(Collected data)
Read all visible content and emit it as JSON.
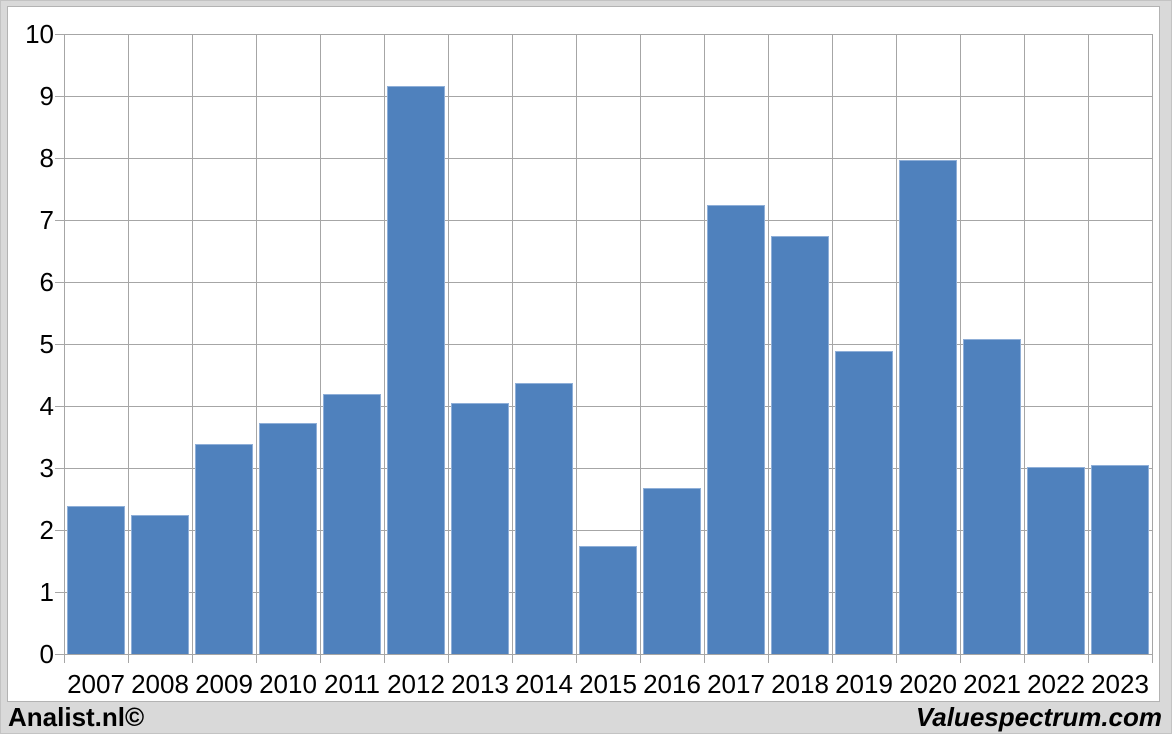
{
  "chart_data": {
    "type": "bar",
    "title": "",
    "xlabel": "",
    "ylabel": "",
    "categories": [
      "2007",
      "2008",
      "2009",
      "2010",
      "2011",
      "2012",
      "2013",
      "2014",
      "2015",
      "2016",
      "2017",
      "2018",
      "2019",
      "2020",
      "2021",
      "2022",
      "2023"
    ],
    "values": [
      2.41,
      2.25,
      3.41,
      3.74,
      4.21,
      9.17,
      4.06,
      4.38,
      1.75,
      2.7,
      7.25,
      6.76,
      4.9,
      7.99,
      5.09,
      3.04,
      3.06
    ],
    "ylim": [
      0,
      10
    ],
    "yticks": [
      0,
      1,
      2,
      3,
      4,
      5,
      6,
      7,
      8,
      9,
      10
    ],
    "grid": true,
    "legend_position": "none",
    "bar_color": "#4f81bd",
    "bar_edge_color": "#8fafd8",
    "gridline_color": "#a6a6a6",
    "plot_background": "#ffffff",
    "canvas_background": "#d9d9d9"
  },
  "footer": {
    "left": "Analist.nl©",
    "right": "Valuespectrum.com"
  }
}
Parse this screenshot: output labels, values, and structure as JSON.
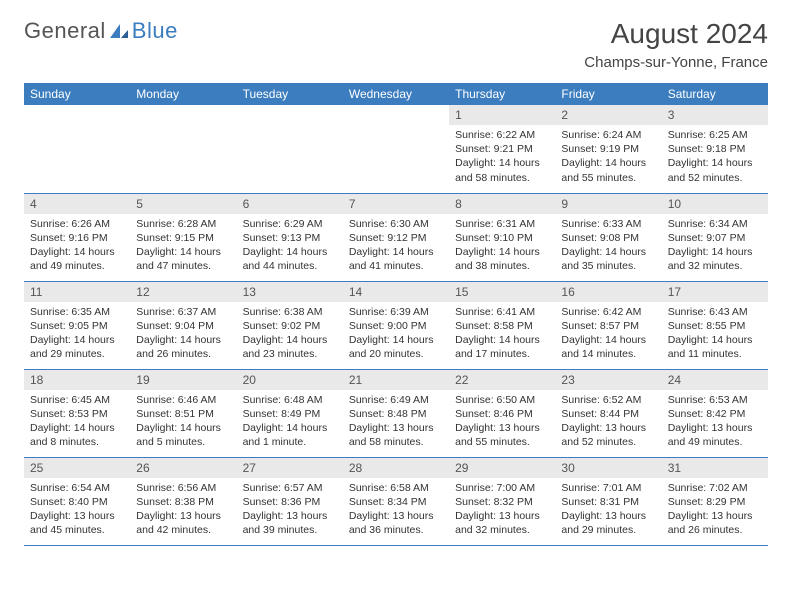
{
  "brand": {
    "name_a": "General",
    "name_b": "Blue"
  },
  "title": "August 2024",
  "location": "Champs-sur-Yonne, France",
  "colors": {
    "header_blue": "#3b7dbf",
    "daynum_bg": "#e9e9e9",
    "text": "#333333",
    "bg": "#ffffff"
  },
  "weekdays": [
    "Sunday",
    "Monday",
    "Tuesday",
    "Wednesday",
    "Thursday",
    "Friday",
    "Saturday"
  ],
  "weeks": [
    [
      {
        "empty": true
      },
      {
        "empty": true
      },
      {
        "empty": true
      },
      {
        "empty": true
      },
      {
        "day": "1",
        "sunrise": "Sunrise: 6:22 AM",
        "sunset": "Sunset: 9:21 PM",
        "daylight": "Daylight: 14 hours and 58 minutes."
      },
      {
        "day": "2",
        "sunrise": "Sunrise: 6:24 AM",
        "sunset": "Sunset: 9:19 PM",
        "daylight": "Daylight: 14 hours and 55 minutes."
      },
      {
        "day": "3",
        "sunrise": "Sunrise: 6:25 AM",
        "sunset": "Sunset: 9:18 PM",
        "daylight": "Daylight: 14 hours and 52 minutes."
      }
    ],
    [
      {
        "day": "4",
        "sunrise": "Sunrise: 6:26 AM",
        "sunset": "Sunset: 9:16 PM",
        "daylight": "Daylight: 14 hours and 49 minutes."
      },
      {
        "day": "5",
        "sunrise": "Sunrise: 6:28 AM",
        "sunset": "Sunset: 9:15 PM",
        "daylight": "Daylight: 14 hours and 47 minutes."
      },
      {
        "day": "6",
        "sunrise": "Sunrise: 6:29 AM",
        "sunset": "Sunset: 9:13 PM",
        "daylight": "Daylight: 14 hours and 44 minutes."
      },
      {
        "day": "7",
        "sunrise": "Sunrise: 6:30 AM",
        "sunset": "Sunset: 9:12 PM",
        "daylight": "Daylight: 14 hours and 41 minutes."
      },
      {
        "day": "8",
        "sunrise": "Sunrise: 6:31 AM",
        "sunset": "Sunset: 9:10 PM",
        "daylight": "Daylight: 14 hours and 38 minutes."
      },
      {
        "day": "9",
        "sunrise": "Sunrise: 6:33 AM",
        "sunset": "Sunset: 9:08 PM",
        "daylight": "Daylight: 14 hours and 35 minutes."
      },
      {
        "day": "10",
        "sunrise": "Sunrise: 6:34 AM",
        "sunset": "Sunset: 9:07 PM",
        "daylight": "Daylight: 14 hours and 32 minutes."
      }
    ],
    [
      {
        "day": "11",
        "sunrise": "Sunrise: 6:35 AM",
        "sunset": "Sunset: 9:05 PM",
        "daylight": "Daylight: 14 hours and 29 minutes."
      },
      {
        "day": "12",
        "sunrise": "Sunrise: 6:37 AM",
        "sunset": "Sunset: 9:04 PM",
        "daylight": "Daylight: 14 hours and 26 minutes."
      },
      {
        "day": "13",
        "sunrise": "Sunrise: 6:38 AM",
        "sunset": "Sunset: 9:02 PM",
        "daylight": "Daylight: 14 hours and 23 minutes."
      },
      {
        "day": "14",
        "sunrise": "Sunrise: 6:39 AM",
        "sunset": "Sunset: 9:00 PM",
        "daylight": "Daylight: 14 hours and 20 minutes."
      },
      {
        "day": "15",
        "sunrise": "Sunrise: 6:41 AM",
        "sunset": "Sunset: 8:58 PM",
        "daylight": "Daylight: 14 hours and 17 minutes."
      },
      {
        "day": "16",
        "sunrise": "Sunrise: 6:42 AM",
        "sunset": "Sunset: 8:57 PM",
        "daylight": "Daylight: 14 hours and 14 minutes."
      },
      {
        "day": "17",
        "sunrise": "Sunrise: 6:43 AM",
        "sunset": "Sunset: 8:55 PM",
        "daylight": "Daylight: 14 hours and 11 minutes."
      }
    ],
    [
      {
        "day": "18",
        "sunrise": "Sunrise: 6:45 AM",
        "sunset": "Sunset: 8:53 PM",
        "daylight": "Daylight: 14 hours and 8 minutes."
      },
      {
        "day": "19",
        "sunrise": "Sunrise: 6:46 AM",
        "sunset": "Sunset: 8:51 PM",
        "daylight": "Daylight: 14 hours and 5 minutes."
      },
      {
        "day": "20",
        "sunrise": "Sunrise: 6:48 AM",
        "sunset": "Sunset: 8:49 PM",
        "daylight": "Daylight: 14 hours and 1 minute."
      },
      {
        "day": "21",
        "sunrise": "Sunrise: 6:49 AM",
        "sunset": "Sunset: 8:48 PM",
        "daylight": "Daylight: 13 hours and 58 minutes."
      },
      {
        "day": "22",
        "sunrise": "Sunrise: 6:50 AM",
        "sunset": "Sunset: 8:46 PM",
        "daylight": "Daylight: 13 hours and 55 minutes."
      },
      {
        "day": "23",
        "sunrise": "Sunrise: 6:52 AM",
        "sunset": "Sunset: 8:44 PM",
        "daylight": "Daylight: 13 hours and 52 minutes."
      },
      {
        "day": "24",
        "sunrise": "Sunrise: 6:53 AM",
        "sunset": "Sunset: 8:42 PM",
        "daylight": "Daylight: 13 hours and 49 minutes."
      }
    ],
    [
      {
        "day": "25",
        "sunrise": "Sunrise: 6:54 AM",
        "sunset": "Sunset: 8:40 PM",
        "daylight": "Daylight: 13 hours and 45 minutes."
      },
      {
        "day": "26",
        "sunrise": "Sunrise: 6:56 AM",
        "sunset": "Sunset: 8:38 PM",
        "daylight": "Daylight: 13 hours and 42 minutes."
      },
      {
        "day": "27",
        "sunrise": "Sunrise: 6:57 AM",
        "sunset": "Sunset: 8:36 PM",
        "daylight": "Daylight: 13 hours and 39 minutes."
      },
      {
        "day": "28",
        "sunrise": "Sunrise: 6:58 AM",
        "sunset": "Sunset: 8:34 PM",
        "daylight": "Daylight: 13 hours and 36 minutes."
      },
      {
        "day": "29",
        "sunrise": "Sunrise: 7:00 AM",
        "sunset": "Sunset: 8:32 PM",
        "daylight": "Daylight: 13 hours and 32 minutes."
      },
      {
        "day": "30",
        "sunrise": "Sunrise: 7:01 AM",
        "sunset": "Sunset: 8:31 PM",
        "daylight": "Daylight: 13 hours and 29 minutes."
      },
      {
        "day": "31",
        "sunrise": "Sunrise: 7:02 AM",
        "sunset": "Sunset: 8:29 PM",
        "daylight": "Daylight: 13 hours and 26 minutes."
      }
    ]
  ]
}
...
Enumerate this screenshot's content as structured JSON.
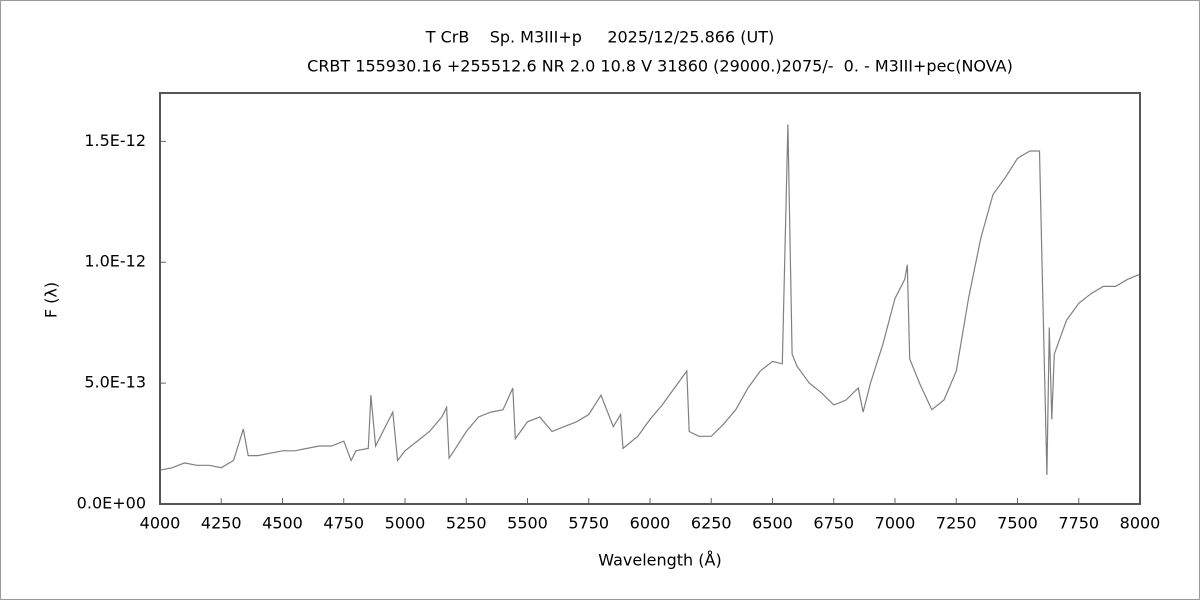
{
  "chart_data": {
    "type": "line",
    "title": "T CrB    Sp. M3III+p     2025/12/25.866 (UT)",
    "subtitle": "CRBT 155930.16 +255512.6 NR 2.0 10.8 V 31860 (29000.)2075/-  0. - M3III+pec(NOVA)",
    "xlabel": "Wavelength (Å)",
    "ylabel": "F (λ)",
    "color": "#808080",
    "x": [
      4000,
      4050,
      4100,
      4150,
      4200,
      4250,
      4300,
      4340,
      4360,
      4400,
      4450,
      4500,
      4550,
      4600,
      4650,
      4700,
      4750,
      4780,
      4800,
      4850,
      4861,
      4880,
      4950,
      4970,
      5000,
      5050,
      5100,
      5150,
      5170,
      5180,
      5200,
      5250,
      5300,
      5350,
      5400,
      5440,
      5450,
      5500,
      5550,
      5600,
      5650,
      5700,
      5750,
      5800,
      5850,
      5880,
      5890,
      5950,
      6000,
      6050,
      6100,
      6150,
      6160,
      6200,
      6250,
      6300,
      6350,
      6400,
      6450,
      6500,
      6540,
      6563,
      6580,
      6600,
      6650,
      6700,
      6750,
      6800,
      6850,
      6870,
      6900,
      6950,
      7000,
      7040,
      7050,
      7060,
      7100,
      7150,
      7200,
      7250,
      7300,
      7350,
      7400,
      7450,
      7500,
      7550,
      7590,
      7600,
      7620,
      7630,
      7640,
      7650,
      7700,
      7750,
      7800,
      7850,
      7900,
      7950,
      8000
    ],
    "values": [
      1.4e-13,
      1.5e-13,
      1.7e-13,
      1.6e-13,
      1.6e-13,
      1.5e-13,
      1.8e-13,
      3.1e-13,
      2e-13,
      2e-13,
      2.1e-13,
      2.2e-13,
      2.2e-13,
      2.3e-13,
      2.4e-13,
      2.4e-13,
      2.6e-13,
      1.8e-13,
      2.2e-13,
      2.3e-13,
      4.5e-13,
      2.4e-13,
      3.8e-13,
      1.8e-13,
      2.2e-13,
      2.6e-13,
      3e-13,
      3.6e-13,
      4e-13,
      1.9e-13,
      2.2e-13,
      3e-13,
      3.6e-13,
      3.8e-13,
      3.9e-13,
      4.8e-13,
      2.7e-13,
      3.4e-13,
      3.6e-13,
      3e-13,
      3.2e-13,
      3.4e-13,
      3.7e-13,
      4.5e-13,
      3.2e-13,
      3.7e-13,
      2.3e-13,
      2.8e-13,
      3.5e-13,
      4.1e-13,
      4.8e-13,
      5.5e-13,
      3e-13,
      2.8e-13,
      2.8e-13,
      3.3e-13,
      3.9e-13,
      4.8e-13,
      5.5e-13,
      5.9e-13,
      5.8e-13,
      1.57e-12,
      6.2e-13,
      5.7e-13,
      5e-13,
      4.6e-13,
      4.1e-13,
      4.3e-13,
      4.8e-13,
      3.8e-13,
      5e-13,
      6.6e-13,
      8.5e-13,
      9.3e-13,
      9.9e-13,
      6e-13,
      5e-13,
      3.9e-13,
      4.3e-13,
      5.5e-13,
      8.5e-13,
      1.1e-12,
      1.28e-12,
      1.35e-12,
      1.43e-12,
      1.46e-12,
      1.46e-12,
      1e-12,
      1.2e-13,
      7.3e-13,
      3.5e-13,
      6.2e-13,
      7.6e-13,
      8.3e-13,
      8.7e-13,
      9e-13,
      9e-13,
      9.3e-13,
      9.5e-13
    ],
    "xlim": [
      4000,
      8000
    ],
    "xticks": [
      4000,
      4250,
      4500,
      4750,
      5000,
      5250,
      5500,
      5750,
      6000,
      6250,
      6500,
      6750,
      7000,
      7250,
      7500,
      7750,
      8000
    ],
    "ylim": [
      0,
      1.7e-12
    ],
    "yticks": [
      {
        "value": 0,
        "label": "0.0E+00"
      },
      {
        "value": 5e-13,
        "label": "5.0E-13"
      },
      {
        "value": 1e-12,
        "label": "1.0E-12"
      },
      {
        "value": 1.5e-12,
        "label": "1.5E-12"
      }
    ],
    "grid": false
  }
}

▶ _TO DO_:
Count the lines in the records above that hold the word "content", and give only that number.

▶ _WRITTEN RESPONSE_:
2